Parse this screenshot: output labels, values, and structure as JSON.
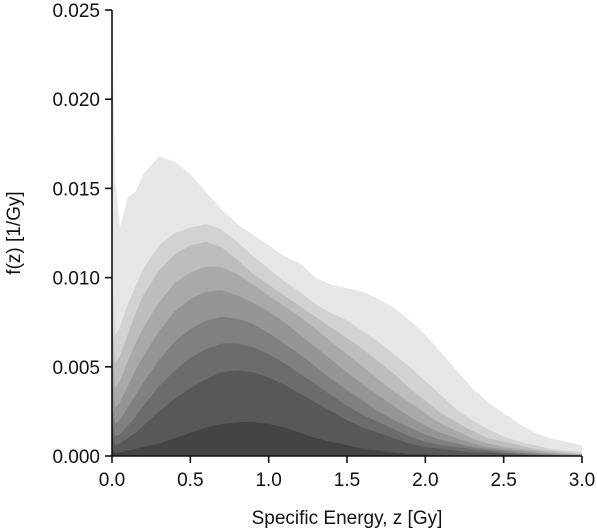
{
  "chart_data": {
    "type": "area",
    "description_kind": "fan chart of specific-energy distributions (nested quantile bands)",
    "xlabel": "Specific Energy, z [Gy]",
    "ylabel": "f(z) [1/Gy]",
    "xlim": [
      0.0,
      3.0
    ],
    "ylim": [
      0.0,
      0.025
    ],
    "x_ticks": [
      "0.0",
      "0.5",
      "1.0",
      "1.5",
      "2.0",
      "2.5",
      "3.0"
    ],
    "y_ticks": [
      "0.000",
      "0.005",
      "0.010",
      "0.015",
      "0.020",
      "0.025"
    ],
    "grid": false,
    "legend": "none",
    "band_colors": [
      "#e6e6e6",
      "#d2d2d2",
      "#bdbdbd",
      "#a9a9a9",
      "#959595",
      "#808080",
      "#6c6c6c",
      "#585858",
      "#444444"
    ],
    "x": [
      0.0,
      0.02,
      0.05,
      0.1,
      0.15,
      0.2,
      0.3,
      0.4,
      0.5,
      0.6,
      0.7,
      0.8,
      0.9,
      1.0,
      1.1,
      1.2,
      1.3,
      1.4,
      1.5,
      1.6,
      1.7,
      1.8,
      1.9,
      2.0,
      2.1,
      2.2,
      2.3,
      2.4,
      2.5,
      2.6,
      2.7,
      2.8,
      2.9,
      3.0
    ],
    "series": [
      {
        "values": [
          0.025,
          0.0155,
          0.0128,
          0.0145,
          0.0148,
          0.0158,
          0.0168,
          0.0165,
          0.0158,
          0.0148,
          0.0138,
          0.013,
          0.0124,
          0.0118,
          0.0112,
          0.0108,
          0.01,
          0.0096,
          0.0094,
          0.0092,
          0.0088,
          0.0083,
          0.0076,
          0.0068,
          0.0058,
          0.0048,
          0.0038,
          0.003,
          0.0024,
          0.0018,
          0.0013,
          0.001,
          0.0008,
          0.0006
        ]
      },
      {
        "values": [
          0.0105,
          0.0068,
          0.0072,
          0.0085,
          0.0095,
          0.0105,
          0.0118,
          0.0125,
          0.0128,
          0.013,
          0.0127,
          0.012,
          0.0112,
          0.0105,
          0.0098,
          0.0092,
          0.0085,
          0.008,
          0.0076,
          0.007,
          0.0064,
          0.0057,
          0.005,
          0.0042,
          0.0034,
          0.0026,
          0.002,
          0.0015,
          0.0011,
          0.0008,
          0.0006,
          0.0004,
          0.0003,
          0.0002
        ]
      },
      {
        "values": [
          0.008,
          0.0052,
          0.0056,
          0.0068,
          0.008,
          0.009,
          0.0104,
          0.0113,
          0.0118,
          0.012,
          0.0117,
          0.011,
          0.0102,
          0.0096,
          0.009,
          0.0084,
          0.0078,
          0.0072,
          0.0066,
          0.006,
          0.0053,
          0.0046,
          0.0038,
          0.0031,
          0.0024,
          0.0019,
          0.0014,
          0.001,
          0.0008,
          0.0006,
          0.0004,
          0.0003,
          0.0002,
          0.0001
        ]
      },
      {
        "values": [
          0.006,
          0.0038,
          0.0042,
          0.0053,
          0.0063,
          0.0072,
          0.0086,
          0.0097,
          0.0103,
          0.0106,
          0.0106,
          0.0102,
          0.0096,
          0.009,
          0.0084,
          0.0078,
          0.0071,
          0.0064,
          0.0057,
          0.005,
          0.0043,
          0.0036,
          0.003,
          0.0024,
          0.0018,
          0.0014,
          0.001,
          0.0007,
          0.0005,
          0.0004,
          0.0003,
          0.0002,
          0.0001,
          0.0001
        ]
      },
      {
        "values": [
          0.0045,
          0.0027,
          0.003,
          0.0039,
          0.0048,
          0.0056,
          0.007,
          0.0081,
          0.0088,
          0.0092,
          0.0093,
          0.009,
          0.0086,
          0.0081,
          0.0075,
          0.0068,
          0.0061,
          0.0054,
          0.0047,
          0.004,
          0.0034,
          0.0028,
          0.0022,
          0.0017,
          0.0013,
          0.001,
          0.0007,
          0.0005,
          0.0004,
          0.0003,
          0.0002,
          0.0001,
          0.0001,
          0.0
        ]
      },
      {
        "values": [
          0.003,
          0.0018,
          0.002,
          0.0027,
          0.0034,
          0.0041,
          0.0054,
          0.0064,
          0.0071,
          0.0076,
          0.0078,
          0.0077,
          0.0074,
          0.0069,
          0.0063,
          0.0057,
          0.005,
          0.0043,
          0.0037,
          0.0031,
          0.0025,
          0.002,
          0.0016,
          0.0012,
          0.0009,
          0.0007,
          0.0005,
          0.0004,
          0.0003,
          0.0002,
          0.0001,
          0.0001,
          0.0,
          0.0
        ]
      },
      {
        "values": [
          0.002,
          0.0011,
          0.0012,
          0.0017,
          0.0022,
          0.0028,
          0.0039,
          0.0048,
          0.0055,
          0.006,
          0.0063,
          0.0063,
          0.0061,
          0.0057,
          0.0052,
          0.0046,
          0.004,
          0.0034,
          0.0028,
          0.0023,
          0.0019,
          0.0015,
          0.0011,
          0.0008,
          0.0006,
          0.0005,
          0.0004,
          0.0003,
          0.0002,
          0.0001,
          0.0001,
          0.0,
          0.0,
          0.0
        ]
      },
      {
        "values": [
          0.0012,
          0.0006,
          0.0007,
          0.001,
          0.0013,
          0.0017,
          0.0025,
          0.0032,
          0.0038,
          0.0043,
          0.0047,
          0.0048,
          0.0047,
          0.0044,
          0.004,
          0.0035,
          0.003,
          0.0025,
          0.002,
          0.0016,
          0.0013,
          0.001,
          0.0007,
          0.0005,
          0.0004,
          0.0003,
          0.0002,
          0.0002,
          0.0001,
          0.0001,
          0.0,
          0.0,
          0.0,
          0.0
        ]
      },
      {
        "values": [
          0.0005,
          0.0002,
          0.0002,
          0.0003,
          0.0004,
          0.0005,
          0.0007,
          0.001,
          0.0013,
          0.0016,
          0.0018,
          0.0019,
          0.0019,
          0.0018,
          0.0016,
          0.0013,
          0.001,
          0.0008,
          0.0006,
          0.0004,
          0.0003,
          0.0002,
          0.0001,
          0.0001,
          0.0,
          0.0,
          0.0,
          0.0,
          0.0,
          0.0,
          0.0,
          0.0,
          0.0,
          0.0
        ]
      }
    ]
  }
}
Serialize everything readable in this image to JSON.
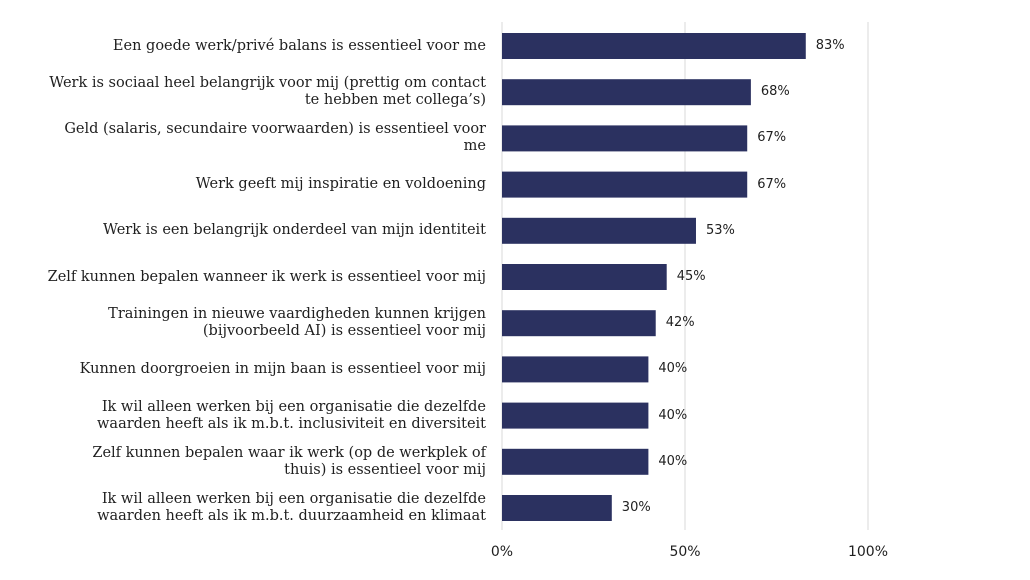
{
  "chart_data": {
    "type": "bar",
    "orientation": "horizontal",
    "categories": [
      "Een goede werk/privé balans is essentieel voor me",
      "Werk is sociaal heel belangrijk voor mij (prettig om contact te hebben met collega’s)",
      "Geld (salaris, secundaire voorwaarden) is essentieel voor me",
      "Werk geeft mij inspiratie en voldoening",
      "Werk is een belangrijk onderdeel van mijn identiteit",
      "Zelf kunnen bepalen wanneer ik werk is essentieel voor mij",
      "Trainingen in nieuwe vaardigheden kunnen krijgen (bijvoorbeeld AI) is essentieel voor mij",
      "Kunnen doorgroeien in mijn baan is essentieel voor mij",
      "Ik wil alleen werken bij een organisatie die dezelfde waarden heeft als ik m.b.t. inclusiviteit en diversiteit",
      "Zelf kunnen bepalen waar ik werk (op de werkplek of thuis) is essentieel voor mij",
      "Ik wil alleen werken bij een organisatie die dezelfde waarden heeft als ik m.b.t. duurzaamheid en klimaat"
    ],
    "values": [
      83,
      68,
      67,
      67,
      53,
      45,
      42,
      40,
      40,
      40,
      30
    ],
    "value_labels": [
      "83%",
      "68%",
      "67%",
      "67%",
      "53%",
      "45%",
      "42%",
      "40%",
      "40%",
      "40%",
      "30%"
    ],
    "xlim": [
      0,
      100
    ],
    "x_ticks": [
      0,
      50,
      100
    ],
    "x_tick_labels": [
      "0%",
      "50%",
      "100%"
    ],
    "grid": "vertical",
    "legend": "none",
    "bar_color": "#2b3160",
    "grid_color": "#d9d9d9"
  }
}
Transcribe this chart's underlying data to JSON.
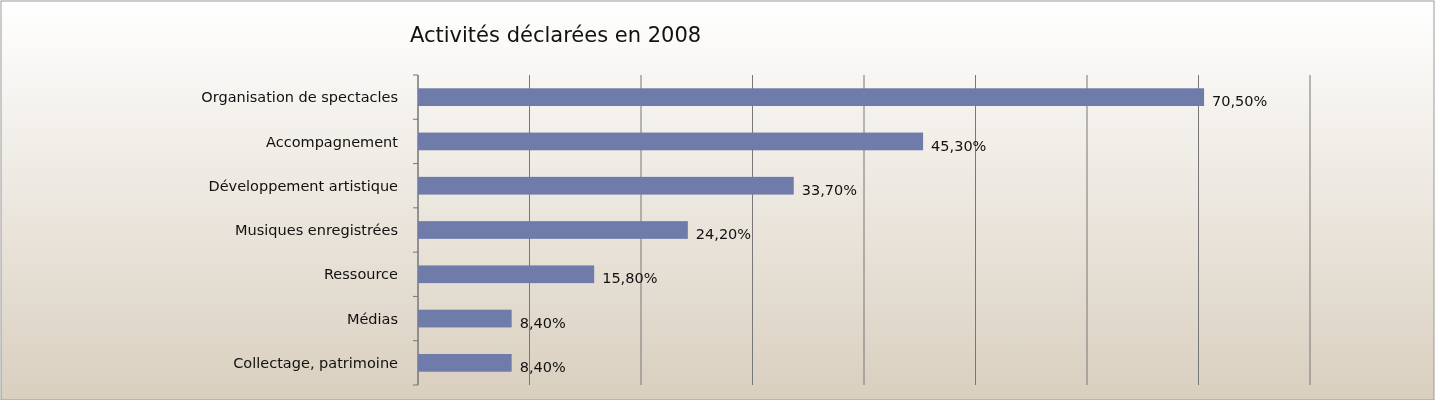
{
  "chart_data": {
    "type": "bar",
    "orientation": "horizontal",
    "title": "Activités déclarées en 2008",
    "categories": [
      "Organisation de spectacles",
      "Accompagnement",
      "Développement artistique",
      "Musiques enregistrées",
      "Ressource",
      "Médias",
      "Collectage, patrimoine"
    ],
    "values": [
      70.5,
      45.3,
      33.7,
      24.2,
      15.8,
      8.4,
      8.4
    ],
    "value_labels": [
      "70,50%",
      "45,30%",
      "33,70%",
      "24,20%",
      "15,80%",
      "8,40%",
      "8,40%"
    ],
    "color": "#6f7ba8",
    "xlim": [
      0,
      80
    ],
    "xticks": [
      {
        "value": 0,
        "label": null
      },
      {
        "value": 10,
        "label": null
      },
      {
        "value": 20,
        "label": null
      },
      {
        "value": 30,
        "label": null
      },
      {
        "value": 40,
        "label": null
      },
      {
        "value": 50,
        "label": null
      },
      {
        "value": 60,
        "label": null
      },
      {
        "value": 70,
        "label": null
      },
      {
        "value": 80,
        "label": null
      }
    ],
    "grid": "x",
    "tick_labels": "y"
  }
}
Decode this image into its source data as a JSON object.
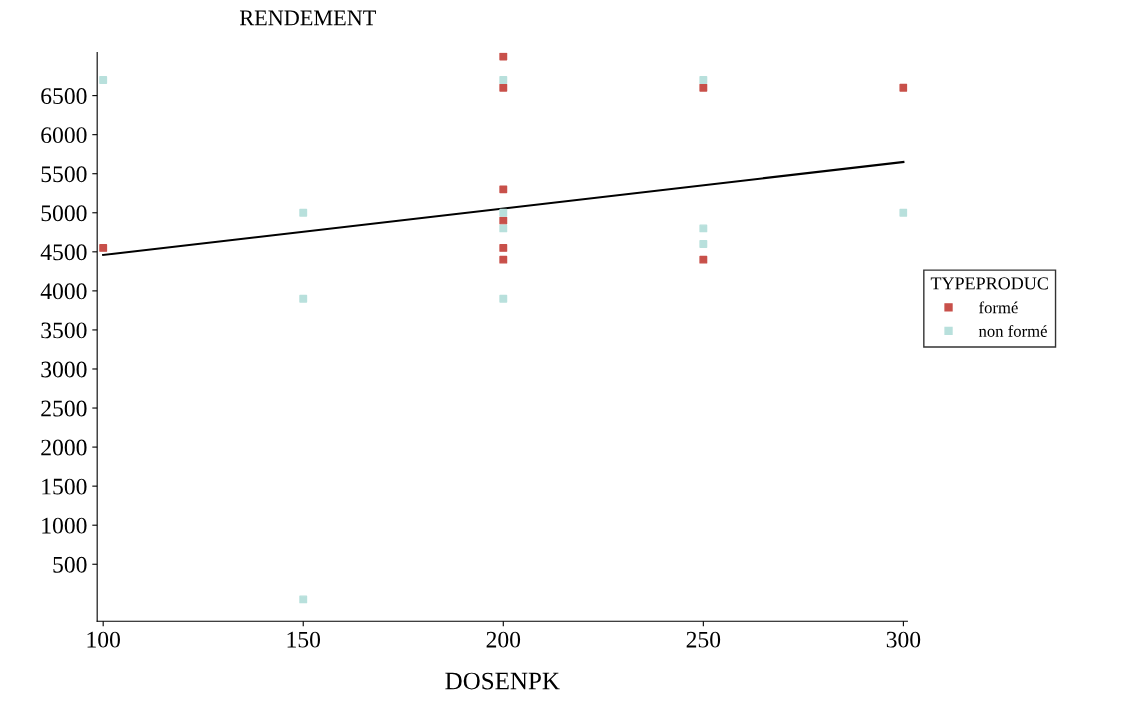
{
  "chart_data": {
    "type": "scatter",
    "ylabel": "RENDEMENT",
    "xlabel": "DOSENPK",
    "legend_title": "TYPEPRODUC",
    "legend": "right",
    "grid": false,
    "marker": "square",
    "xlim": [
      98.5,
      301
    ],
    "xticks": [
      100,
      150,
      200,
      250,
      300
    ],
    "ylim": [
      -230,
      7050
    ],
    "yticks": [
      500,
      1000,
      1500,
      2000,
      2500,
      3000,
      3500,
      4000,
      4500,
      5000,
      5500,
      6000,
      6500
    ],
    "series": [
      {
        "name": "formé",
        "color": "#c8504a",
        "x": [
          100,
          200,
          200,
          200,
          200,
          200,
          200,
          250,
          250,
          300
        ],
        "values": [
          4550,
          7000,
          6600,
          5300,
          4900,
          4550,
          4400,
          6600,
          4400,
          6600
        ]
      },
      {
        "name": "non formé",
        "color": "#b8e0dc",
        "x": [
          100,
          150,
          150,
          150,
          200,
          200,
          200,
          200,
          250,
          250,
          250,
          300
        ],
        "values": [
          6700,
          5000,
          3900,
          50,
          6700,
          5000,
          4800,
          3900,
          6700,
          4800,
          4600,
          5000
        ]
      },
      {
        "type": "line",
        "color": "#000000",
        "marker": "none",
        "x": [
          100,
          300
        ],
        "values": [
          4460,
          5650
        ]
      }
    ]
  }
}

— Your goal —
Extract, character for character, every line from the one that holds "Decode this image" through the end of the entries above. Include both boundary lines and no pictures.

— Solution to this task —
Decode this image into its source data as a JSON object.
{
  "chart_data": {
    "type": "scatter",
    "ylabel": "RENDEMENT",
    "xlabel": "DOSENPK",
    "legend_title": "TYPEPRODUC",
    "legend": "right",
    "grid": false,
    "marker": "square",
    "xlim": [
      98.5,
      301
    ],
    "xticks": [
      100,
      150,
      200,
      250,
      300
    ],
    "ylim": [
      -230,
      7050
    ],
    "yticks": [
      500,
      1000,
      1500,
      2000,
      2500,
      3000,
      3500,
      4000,
      4500,
      5000,
      5500,
      6000,
      6500
    ],
    "series": [
      {
        "name": "formé",
        "color": "#c8504a",
        "x": [
          100,
          200,
          200,
          200,
          200,
          200,
          200,
          250,
          250,
          300
        ],
        "values": [
          4550,
          7000,
          6600,
          5300,
          4900,
          4550,
          4400,
          6600,
          4400,
          6600
        ]
      },
      {
        "name": "non formé",
        "color": "#b8e0dc",
        "x": [
          100,
          150,
          150,
          150,
          200,
          200,
          200,
          200,
          250,
          250,
          250,
          300
        ],
        "values": [
          6700,
          5000,
          3900,
          50,
          6700,
          5000,
          4800,
          3900,
          6700,
          4800,
          4600,
          5000
        ]
      },
      {
        "type": "line",
        "color": "#000000",
        "marker": "none",
        "x": [
          100,
          300
        ],
        "values": [
          4460,
          5650
        ]
      }
    ]
  }
}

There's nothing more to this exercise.